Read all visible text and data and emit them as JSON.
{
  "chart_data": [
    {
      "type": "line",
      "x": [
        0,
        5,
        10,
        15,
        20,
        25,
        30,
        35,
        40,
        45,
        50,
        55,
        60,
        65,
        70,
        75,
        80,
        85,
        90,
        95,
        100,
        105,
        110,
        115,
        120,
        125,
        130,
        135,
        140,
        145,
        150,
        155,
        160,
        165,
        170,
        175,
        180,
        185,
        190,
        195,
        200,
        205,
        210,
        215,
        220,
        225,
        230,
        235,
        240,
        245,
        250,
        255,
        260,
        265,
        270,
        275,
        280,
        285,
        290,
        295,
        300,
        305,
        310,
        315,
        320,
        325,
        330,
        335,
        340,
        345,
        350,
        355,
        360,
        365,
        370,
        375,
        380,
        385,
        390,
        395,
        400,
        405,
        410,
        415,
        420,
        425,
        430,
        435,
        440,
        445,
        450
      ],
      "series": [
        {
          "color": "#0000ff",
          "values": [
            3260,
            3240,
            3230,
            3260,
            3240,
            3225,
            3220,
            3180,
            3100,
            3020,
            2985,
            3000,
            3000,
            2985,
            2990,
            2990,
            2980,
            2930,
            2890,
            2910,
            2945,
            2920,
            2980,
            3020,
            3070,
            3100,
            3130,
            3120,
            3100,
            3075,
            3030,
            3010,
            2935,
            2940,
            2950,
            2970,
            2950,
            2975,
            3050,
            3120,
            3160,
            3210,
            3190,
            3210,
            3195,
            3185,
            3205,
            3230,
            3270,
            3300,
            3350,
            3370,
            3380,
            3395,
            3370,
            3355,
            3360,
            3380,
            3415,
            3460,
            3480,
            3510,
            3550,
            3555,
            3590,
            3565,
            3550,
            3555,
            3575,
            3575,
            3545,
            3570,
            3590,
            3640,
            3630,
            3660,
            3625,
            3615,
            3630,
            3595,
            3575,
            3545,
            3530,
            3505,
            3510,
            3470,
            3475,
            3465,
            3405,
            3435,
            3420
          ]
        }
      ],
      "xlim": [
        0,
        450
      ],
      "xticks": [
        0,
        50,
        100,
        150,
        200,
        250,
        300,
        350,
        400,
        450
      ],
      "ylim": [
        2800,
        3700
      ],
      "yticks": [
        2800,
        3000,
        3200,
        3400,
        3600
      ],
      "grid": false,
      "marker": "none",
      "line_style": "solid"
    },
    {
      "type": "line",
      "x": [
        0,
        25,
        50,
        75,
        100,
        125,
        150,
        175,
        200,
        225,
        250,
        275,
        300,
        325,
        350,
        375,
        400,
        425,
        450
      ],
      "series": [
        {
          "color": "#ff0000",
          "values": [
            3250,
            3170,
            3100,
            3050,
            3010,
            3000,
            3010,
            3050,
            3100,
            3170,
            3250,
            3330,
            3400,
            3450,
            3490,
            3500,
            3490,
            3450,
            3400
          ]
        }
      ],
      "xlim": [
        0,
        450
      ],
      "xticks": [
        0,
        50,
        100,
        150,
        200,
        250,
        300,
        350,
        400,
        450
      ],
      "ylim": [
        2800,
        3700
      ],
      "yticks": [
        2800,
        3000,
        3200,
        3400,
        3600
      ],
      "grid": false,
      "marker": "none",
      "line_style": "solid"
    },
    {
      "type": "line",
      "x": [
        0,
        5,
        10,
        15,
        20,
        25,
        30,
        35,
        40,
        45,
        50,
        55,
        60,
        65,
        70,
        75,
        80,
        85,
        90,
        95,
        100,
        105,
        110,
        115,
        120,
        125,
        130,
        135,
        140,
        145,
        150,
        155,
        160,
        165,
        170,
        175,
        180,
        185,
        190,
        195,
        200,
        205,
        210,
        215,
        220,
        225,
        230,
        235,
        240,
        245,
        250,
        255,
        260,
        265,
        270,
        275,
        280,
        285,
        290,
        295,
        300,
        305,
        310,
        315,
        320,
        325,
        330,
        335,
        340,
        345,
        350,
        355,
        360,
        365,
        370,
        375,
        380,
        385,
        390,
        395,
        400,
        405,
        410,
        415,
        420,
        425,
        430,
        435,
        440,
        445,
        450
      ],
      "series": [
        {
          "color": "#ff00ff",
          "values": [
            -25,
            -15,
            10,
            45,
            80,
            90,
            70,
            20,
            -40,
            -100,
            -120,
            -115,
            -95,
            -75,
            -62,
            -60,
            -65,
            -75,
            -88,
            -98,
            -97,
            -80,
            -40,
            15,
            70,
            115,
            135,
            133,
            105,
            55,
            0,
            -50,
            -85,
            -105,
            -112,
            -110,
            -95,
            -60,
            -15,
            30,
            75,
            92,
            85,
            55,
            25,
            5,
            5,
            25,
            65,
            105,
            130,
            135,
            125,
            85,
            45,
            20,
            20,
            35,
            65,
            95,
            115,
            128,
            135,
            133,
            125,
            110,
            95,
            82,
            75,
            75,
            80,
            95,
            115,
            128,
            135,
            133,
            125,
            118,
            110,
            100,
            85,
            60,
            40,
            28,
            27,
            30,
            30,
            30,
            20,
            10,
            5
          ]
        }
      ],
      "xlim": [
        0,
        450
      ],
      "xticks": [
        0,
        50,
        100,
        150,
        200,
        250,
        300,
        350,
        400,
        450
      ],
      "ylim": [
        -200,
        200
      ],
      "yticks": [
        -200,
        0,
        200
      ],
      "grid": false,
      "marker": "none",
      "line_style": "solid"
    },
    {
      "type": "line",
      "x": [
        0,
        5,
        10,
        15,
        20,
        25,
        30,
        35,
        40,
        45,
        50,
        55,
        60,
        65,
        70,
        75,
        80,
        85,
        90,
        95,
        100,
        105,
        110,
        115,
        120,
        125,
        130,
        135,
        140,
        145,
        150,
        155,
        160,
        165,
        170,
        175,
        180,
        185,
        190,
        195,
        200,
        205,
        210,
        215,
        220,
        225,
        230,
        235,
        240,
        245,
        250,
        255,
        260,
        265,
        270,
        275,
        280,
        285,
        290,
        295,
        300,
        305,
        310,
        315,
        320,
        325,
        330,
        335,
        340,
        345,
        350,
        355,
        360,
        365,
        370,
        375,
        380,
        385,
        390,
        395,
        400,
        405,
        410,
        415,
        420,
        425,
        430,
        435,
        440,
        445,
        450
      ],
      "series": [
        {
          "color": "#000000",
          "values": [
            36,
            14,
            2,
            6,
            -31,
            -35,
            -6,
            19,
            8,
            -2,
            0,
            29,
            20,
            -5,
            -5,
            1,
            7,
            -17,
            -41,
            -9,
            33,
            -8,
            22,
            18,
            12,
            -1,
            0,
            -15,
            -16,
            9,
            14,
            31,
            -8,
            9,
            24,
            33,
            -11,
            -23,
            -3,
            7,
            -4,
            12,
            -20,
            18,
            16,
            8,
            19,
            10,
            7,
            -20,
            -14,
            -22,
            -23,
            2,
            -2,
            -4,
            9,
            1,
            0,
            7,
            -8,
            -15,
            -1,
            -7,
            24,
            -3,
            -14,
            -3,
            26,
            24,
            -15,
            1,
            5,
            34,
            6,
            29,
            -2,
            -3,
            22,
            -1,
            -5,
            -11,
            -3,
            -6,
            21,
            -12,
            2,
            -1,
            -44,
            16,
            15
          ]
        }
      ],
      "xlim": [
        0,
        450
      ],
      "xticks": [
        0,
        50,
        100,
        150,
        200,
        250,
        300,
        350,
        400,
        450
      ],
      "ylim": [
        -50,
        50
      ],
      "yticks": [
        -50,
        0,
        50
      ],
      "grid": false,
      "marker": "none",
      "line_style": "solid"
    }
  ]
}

◇ ◇ ◇ ◇ ◇ ◇ ◇

Job: Above are some records. Print them all exactly.

Answer to the problem:
Read all visible text and data and emit them as JSON.
{
  "chart_data": [
    {
      "type": "line",
      "x": [
        0,
        5,
        10,
        15,
        20,
        25,
        30,
        35,
        40,
        45,
        50,
        55,
        60,
        65,
        70,
        75,
        80,
        85,
        90,
        95,
        100,
        105,
        110,
        115,
        120,
        125,
        130,
        135,
        140,
        145,
        150,
        155,
        160,
        165,
        170,
        175,
        180,
        185,
        190,
        195,
        200,
        205,
        210,
        215,
        220,
        225,
        230,
        235,
        240,
        245,
        250,
        255,
        260,
        265,
        270,
        275,
        280,
        285,
        290,
        295,
        300,
        305,
        310,
        315,
        320,
        325,
        330,
        335,
        340,
        345,
        350,
        355,
        360,
        365,
        370,
        375,
        380,
        385,
        390,
        395,
        400,
        405,
        410,
        415,
        420,
        425,
        430,
        435,
        440,
        445,
        450
      ],
      "series": [
        {
          "color": "#0000ff",
          "values": [
            3260,
            3240,
            3230,
            3260,
            3240,
            3225,
            3220,
            3180,
            3100,
            3020,
            2985,
            3000,
            3000,
            2985,
            2990,
            2990,
            2980,
            2930,
            2890,
            2910,
            2945,
            2920,
            2980,
            3020,
            3070,
            3100,
            3130,
            3120,
            3100,
            3075,
            3030,
            3010,
            2935,
            2940,
            2950,
            2970,
            2950,
            2975,
            3050,
            3120,
            3160,
            3210,
            3190,
            3210,
            3195,
            3185,
            3205,
            3230,
            3270,
            3300,
            3350,
            3370,
            3380,
            3395,
            3370,
            3355,
            3360,
            3380,
            3415,
            3460,
            3480,
            3510,
            3550,
            3555,
            3590,
            3565,
            3550,
            3555,
            3575,
            3575,
            3545,
            3570,
            3590,
            3640,
            3630,
            3660,
            3625,
            3615,
            3630,
            3595,
            3575,
            3545,
            3530,
            3505,
            3510,
            3470,
            3475,
            3465,
            3405,
            3435,
            3420
          ]
        }
      ],
      "xlim": [
        0,
        450
      ],
      "xticks": [
        0,
        50,
        100,
        150,
        200,
        250,
        300,
        350,
        400,
        450
      ],
      "ylim": [
        2800,
        3700
      ],
      "yticks": [
        2800,
        3000,
        3200,
        3400,
        3600
      ],
      "grid": false,
      "marker": "none",
      "line_style": "solid"
    },
    {
      "type": "line",
      "x": [
        0,
        25,
        50,
        75,
        100,
        125,
        150,
        175,
        200,
        225,
        250,
        275,
        300,
        325,
        350,
        375,
        400,
        425,
        450
      ],
      "series": [
        {
          "color": "#ff0000",
          "values": [
            3250,
            3170,
            3100,
            3050,
            3010,
            3000,
            3010,
            3050,
            3100,
            3170,
            3250,
            3330,
            3400,
            3450,
            3490,
            3500,
            3490,
            3450,
            3400
          ]
        }
      ],
      "xlim": [
        0,
        450
      ],
      "xticks": [
        0,
        50,
        100,
        150,
        200,
        250,
        300,
        350,
        400,
        450
      ],
      "ylim": [
        2800,
        3700
      ],
      "yticks": [
        2800,
        3000,
        3200,
        3400,
        3600
      ],
      "grid": false,
      "marker": "none",
      "line_style": "solid"
    },
    {
      "type": "line",
      "x": [
        0,
        5,
        10,
        15,
        20,
        25,
        30,
        35,
        40,
        45,
        50,
        55,
        60,
        65,
        70,
        75,
        80,
        85,
        90,
        95,
        100,
        105,
        110,
        115,
        120,
        125,
        130,
        135,
        140,
        145,
        150,
        155,
        160,
        165,
        170,
        175,
        180,
        185,
        190,
        195,
        200,
        205,
        210,
        215,
        220,
        225,
        230,
        235,
        240,
        245,
        250,
        255,
        260,
        265,
        270,
        275,
        280,
        285,
        290,
        295,
        300,
        305,
        310,
        315,
        320,
        325,
        330,
        335,
        340,
        345,
        350,
        355,
        360,
        365,
        370,
        375,
        380,
        385,
        390,
        395,
        400,
        405,
        410,
        415,
        420,
        425,
        430,
        435,
        440,
        445,
        450
      ],
      "series": [
        {
          "color": "#ff00ff",
          "values": [
            -25,
            -15,
            10,
            45,
            80,
            90,
            70,
            20,
            -40,
            -100,
            -120,
            -115,
            -95,
            -75,
            -62,
            -60,
            -65,
            -75,
            -88,
            -98,
            -97,
            -80,
            -40,
            15,
            70,
            115,
            135,
            133,
            105,
            55,
            0,
            -50,
            -85,
            -105,
            -112,
            -110,
            -95,
            -60,
            -15,
            30,
            75,
            92,
            85,
            55,
            25,
            5,
            5,
            25,
            65,
            105,
            130,
            135,
            125,
            85,
            45,
            20,
            20,
            35,
            65,
            95,
            115,
            128,
            135,
            133,
            125,
            110,
            95,
            82,
            75,
            75,
            80,
            95,
            115,
            128,
            135,
            133,
            125,
            118,
            110,
            100,
            85,
            60,
            40,
            28,
            27,
            30,
            30,
            30,
            20,
            10,
            5
          ]
        }
      ],
      "xlim": [
        0,
        450
      ],
      "xticks": [
        0,
        50,
        100,
        150,
        200,
        250,
        300,
        350,
        400,
        450
      ],
      "ylim": [
        -200,
        200
      ],
      "yticks": [
        -200,
        0,
        200
      ],
      "grid": false,
      "marker": "none",
      "line_style": "solid"
    },
    {
      "type": "line",
      "x": [
        0,
        5,
        10,
        15,
        20,
        25,
        30,
        35,
        40,
        45,
        50,
        55,
        60,
        65,
        70,
        75,
        80,
        85,
        90,
        95,
        100,
        105,
        110,
        115,
        120,
        125,
        130,
        135,
        140,
        145,
        150,
        155,
        160,
        165,
        170,
        175,
        180,
        185,
        190,
        195,
        200,
        205,
        210,
        215,
        220,
        225,
        230,
        235,
        240,
        245,
        250,
        255,
        260,
        265,
        270,
        275,
        280,
        285,
        290,
        295,
        300,
        305,
        310,
        315,
        320,
        325,
        330,
        335,
        340,
        345,
        350,
        355,
        360,
        365,
        370,
        375,
        380,
        385,
        390,
        395,
        400,
        405,
        410,
        415,
        420,
        425,
        430,
        435,
        440,
        445,
        450
      ],
      "series": [
        {
          "color": "#000000",
          "values": [
            36,
            14,
            2,
            6,
            -31,
            -35,
            -6,
            19,
            8,
            -2,
            0,
            29,
            20,
            -5,
            -5,
            1,
            7,
            -17,
            -41,
            -9,
            33,
            -8,
            22,
            18,
            12,
            -1,
            0,
            -15,
            -16,
            9,
            14,
            31,
            -8,
            9,
            24,
            33,
            -11,
            -23,
            -3,
            7,
            -4,
            12,
            -20,
            18,
            16,
            8,
            19,
            10,
            7,
            -20,
            -14,
            -22,
            -23,
            2,
            -2,
            -4,
            9,
            1,
            0,
            7,
            -8,
            -15,
            -1,
            -7,
            24,
            -3,
            -14,
            -3,
            26,
            24,
            -15,
            1,
            5,
            34,
            6,
            29,
            -2,
            -3,
            22,
            -1,
            -5,
            -11,
            -3,
            -6,
            21,
            -12,
            2,
            -1,
            -44,
            16,
            15
          ]
        }
      ],
      "xlim": [
        0,
        450
      ],
      "xticks": [
        0,
        50,
        100,
        150,
        200,
        250,
        300,
        350,
        400,
        450
      ],
      "ylim": [
        -50,
        50
      ],
      "yticks": [
        -50,
        0,
        50
      ],
      "grid": false,
      "marker": "none",
      "line_style": "solid"
    }
  ]
}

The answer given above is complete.